◆ **Exercise requirements**
Pull every line with the word "approved" out of the entries below.

◆ **Input**
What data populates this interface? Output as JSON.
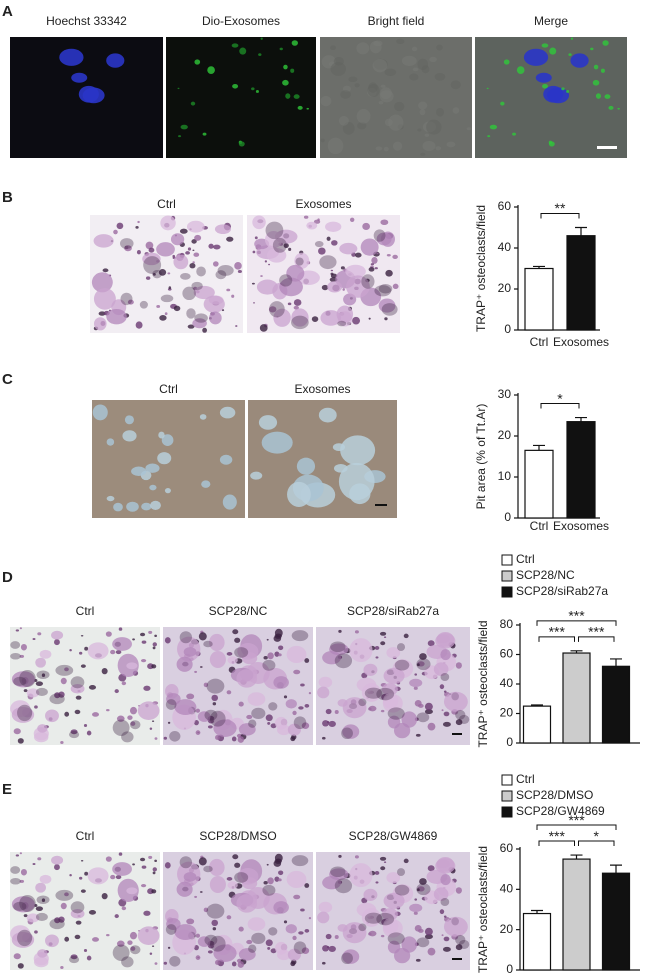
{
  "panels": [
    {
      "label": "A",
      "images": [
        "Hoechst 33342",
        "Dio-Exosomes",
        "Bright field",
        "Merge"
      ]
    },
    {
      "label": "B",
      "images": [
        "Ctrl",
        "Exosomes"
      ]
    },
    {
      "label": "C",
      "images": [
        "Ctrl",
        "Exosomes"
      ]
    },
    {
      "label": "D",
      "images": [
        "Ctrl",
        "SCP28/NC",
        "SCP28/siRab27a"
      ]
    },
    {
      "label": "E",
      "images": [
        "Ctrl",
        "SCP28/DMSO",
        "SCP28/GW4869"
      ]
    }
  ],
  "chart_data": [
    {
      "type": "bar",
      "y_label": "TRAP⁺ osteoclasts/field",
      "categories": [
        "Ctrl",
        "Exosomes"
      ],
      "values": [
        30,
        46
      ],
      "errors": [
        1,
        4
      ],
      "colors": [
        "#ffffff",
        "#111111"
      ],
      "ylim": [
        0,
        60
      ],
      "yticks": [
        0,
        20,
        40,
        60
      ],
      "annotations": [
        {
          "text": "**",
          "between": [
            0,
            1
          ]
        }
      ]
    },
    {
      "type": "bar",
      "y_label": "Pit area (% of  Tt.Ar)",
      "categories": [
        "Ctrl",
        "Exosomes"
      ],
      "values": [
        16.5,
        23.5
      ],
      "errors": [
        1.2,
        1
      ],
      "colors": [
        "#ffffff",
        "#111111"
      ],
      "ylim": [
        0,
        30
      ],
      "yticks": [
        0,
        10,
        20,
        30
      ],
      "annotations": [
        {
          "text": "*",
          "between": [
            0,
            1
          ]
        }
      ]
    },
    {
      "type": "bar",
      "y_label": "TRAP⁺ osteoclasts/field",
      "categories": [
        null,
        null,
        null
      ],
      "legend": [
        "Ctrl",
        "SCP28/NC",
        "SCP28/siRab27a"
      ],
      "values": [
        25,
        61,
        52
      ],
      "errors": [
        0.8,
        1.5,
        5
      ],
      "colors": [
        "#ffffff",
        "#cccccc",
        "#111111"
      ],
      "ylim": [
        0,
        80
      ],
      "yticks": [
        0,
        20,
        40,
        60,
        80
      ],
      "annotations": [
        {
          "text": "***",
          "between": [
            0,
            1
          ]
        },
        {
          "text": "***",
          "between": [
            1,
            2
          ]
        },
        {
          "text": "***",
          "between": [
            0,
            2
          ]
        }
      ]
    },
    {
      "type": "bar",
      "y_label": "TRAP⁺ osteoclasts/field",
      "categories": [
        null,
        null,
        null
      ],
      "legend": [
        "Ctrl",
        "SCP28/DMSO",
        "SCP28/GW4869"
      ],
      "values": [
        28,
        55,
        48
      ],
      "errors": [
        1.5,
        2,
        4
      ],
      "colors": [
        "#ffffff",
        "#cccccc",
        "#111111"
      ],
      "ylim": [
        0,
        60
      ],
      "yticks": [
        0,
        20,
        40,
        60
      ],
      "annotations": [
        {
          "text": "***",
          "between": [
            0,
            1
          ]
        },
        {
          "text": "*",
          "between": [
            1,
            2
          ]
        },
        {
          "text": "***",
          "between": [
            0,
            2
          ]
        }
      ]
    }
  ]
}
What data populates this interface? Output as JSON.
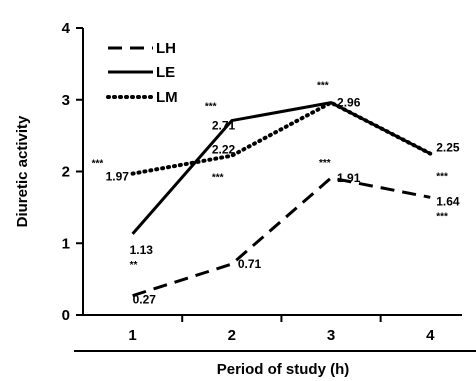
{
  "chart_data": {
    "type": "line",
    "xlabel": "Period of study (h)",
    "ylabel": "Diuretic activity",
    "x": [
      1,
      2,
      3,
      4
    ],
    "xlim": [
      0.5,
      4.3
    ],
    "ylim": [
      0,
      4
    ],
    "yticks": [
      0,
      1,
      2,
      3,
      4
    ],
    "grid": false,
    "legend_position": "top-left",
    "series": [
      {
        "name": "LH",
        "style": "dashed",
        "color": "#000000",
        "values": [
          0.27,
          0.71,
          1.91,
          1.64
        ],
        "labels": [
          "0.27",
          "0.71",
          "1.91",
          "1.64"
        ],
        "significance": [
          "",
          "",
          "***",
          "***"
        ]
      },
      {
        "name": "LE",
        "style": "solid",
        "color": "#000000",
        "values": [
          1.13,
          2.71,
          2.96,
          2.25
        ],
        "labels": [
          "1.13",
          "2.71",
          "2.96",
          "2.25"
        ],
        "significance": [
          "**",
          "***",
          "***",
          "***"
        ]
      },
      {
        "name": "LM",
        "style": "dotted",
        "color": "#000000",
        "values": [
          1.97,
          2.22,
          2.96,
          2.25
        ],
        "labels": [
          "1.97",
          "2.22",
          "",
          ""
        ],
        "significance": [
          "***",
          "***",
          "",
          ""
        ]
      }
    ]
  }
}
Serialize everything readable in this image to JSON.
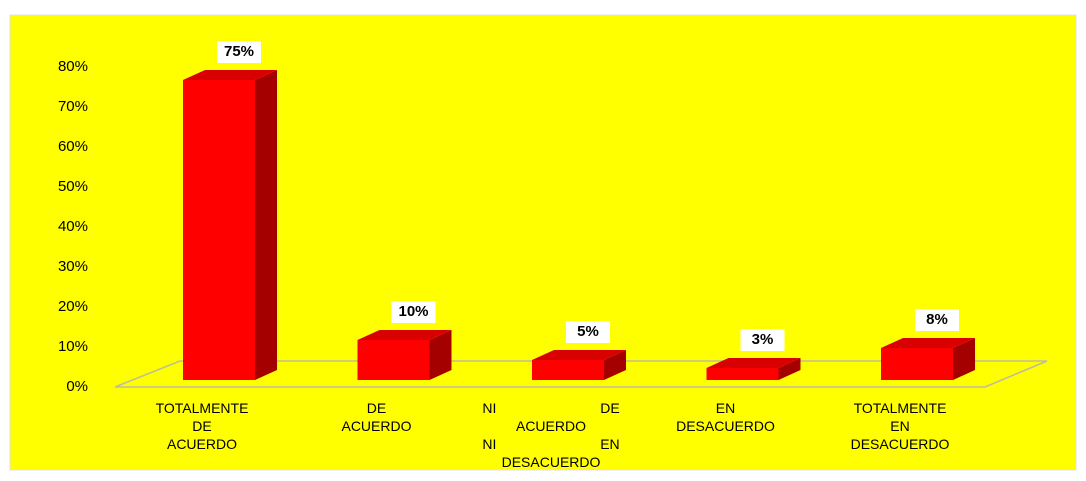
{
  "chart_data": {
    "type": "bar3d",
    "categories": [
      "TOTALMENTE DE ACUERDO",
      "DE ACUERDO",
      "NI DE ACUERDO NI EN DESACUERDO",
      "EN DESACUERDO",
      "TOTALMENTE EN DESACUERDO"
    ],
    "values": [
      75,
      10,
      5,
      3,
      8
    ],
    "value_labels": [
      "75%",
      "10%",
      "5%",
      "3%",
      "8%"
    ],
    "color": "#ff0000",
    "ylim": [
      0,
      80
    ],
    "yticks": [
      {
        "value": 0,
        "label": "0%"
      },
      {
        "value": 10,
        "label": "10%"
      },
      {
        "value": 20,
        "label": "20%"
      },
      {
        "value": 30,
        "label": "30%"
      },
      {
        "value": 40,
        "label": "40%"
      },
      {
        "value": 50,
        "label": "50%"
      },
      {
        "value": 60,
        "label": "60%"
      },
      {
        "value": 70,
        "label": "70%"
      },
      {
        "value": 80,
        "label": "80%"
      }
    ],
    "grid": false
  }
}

...

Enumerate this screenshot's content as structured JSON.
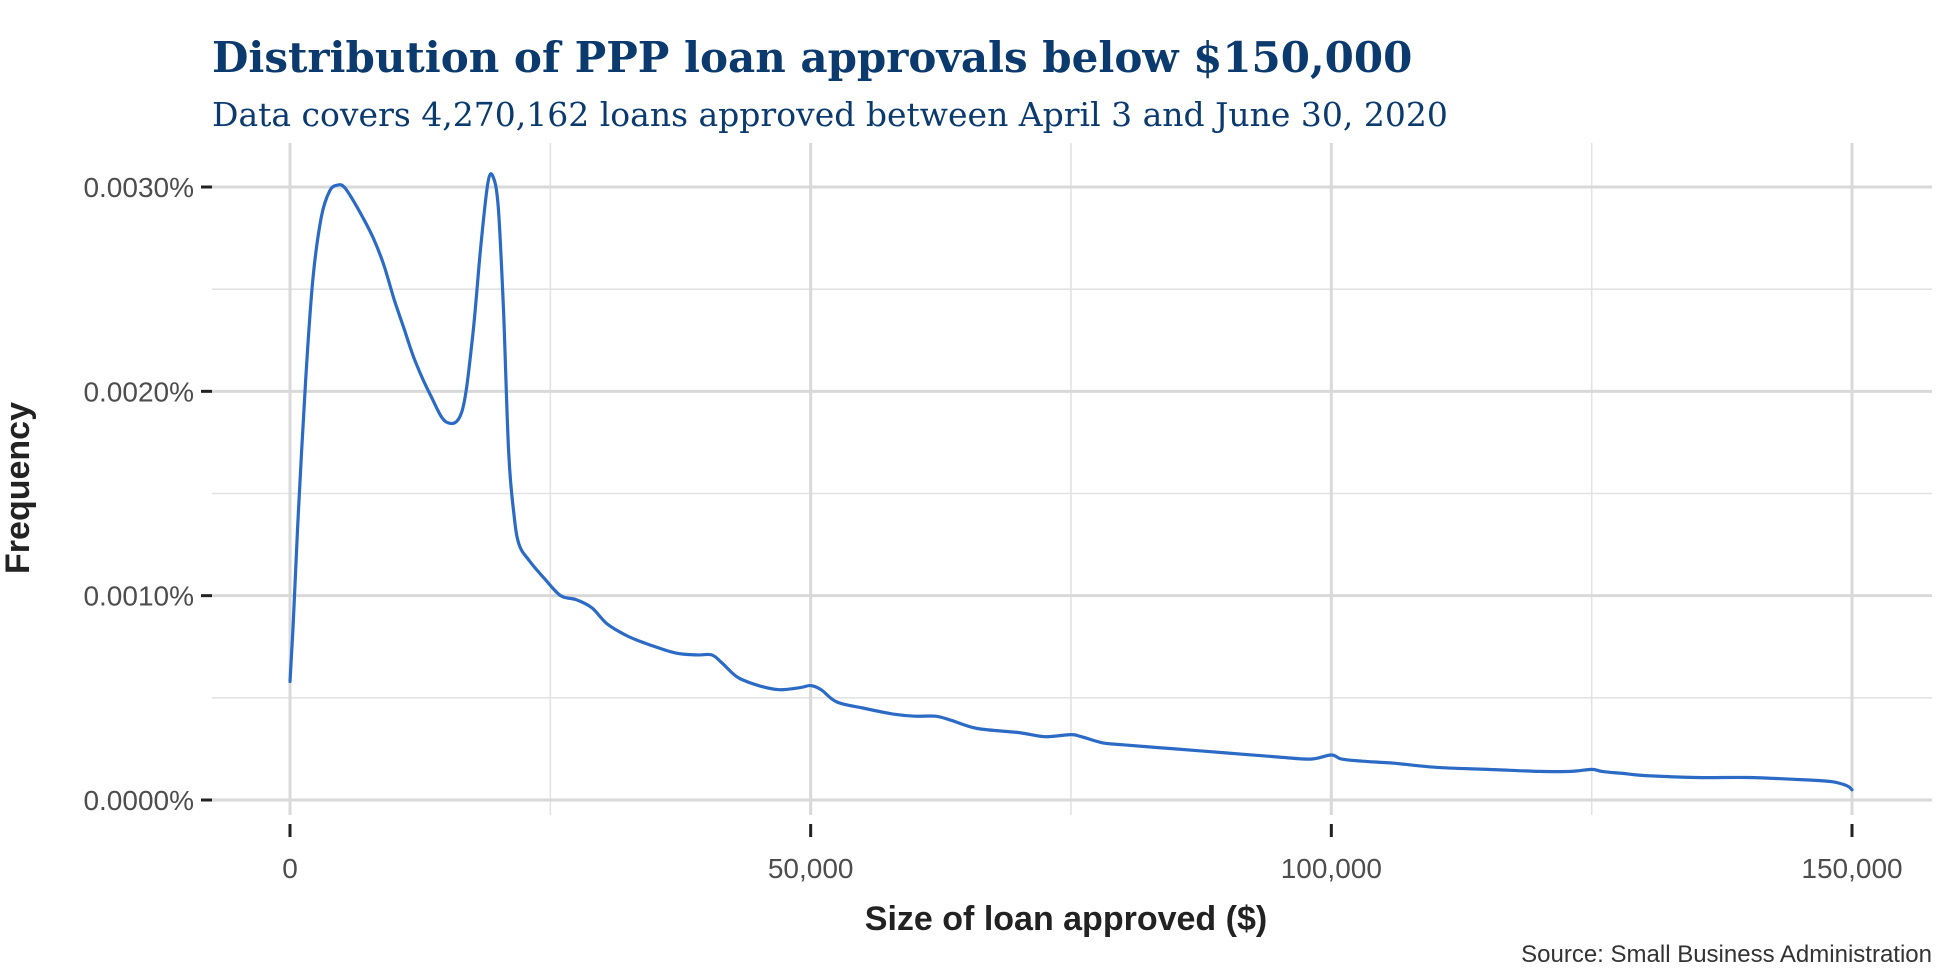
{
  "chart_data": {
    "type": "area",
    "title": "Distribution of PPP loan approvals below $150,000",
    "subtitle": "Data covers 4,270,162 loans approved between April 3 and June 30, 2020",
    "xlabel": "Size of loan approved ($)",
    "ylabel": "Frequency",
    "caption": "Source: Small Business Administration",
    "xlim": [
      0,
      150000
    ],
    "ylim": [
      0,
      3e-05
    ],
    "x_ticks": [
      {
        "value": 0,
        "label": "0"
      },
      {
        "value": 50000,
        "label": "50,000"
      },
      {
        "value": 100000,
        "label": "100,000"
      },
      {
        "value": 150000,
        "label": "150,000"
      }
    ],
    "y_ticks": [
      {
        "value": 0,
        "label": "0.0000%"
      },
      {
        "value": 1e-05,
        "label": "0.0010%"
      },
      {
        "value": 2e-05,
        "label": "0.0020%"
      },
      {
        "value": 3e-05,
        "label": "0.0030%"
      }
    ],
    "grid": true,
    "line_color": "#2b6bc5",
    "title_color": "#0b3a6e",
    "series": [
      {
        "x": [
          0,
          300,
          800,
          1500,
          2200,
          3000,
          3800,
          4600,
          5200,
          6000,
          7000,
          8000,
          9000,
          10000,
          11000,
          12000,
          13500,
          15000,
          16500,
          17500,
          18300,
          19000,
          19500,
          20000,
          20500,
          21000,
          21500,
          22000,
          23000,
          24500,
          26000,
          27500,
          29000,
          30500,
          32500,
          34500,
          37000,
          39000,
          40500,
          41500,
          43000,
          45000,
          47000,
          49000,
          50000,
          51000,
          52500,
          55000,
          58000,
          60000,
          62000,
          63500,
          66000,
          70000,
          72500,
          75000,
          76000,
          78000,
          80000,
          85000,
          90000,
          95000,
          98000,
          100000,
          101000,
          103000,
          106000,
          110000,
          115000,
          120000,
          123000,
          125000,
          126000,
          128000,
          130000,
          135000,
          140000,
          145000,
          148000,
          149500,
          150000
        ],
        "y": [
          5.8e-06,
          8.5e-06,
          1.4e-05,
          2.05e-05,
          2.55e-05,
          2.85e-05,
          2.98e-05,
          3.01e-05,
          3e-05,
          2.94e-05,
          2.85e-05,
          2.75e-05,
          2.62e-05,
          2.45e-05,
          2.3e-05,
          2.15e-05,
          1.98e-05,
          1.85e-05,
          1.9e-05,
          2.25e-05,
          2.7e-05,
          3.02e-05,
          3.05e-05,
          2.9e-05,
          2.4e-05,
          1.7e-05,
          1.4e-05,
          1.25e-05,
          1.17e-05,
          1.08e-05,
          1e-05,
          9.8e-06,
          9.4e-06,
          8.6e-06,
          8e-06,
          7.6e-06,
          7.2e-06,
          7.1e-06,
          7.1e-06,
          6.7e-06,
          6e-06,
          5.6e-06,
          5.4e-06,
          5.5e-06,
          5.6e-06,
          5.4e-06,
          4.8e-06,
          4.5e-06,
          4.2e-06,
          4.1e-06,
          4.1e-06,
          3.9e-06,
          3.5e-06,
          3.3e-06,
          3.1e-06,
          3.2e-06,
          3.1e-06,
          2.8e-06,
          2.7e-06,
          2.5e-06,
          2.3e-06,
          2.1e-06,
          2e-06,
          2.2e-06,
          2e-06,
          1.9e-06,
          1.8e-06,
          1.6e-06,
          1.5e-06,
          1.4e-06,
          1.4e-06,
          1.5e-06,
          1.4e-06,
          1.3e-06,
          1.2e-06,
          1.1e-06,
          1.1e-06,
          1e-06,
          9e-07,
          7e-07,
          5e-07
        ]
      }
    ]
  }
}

◆ **Written response**
    "subtitle": "Data covers 4,270,162 loans approved between April 3 and June 30, 2020",
    "xlabel": "Size of loan approved ($)",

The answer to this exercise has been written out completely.